We determine that the "relationship” of the medical panelist to defendant Dr. Molinoff is totally insufficient to warrant vacatur of the panel’s finding. All that appellant alleges is that both doctors attended the University of Geneva and were members of the class of 1956 and that they both are members *177of the Suffolk County Obstetrical and Gynecological Society, where they attend meetings and "discuss mutual concerns and common problems.”
Such facts, standing alone, do not present a reasonable basis upon which an inference of impropriety may be predicated. Of necessity, members of the same medical specialty may oft times be members of the same county-wide and State-wide organizations. Courts have already noted the "difficulty inherent in securing 'independent’ [medical] expert witnesses” (McDermott v Manhattan Eye, Ear & Throat Hosp., 15 NY2d 20, 27, 28). If common membership in professional organizations be deemed sufficient to merit panel disqualification, the task of obtaining independent medical evaluation will be rendered more difficult and would not serve the clearly expressed legislative intent.
Finally, appellant contends that this court’s amendment of its rules regulating procedure before medical malpractice panels should be retroactively applied, and, if so applied, would mandate vacatur of the panel’s finding. We disagree. By amendment effective April 7, 1976 [this appeal was perfected on April 2, 1976] this court amended (1) its section 684.3 (subd [h] [22 NYCRR 684.3 (h)]) to provide, in essence, that the medical and attorney members of any proposed panel "disclose any circumstances likely to create a presumption of bias or which he believes might disqualify him” and (2) its section 684.4 (subd [b] [22 NYCRR 684.4 (b)]) to provide, in effect, that if a malpractice action involves two or more defendants, each of whom is a specialist in a different area of medicine, "the justice assigned * * * in his discretion * * * [may] direct that a separate panel make a disposition with respect to each defendant” (emphasis supplied).
※
# Assignment
Write out the part of the court ruling on the malpractice panel from "Such facts, standing" to "expressed legislative intent.", word for word.

[Saved data entries]
※
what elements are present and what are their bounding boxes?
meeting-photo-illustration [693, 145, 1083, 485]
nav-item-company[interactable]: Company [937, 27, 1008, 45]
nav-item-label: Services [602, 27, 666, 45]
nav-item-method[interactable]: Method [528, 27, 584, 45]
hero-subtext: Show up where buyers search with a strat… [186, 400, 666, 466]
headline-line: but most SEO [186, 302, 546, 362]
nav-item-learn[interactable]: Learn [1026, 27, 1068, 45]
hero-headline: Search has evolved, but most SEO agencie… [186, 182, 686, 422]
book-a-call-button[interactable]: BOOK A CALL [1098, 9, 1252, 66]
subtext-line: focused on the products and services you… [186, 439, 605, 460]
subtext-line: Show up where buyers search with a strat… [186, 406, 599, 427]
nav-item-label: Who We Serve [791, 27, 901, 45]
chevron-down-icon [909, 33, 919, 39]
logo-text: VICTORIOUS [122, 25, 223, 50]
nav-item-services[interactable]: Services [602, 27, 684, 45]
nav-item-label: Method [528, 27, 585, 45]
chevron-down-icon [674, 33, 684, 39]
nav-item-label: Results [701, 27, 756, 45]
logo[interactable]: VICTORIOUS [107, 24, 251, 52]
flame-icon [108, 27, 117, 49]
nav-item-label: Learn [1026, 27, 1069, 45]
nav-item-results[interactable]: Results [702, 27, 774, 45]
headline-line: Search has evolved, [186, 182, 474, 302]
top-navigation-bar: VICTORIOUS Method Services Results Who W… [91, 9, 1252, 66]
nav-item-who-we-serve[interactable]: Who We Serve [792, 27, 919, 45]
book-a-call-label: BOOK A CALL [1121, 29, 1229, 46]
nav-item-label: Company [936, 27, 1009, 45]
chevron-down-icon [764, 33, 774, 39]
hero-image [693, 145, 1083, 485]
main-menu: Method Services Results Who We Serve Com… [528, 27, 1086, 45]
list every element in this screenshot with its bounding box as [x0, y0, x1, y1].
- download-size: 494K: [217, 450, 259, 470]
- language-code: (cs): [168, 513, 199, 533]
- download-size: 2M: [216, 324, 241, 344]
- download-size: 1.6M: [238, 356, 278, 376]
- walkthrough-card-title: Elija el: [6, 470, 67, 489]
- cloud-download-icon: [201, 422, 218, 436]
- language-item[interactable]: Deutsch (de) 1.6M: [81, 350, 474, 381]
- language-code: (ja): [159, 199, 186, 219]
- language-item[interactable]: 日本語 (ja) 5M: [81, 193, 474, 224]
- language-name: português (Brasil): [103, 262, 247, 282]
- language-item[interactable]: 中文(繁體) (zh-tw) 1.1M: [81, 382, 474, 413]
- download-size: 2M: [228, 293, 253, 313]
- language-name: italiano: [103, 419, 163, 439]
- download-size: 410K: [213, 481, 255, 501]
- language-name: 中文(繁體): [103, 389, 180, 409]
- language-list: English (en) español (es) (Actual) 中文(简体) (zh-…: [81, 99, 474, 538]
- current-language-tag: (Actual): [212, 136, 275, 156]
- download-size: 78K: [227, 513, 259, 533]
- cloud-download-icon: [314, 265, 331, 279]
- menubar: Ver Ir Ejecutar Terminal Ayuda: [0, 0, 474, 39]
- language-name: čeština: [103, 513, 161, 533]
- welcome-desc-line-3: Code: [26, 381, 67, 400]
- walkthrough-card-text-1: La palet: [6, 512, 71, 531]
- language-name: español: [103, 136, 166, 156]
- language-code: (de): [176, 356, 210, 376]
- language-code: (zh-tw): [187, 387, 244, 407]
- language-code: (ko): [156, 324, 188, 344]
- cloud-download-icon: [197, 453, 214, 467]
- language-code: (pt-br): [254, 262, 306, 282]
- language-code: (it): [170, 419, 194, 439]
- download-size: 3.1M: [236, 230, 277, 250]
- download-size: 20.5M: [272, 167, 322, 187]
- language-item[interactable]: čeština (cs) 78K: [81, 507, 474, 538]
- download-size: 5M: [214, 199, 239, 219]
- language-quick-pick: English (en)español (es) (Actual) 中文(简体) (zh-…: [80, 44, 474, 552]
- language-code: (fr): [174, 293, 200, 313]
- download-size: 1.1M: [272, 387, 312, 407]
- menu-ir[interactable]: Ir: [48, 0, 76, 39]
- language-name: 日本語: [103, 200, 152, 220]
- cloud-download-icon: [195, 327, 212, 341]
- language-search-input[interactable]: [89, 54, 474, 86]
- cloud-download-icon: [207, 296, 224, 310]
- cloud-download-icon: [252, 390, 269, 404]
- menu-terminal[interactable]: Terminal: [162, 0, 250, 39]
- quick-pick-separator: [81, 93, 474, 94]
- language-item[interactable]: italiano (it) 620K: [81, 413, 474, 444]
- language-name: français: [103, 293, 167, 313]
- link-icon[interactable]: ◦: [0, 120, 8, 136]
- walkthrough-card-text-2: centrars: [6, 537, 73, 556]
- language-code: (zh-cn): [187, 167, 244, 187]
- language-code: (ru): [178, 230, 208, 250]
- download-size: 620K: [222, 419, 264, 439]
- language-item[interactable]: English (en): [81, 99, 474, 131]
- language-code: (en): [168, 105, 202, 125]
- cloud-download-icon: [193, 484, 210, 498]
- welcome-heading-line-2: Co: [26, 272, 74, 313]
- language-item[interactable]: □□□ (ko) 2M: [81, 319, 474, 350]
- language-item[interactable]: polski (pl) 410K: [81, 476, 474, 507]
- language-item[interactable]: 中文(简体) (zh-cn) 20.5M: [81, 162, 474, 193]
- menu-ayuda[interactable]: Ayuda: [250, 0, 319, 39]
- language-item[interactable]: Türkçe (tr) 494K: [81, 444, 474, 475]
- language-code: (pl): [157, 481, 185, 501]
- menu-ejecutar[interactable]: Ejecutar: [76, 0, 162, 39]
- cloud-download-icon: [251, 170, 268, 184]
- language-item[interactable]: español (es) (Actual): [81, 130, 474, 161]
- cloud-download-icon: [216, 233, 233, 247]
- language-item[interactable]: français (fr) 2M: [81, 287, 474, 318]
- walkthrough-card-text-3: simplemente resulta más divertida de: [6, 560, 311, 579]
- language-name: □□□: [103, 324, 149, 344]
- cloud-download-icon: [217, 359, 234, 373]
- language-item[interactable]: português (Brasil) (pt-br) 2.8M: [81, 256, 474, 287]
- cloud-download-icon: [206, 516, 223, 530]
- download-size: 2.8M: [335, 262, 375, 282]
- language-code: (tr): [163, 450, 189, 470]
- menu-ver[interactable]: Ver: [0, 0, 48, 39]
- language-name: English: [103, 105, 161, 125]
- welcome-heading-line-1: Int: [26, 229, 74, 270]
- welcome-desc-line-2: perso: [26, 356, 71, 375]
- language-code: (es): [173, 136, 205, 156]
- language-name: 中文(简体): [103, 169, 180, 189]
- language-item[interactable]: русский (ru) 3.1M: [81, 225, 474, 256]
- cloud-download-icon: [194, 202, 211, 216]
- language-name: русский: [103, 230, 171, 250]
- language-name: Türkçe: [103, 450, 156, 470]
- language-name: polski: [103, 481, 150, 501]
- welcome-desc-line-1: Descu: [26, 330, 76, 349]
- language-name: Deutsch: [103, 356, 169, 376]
※
# Your response
Such facts, standing alone, do not present a reasonable basis upon which an inference of impropriety may be predicated. Of necessity, members of the same medical specialty may oft times be members of the same county-wide and State-wide organizations. Courts have already noted the "difficulty inherent in securing 'independent’ [medical] expert witnesses” (McDermott v Manhattan Eye, Ear & Throat Hosp., 15 NY2d 20, 27, 28). If common membership in professional organizations be deemed sufficient to merit panel disqualification, the task of obtaining independent medical evaluation will be rendered more difficult and would not serve the clearly expressed legislative intent.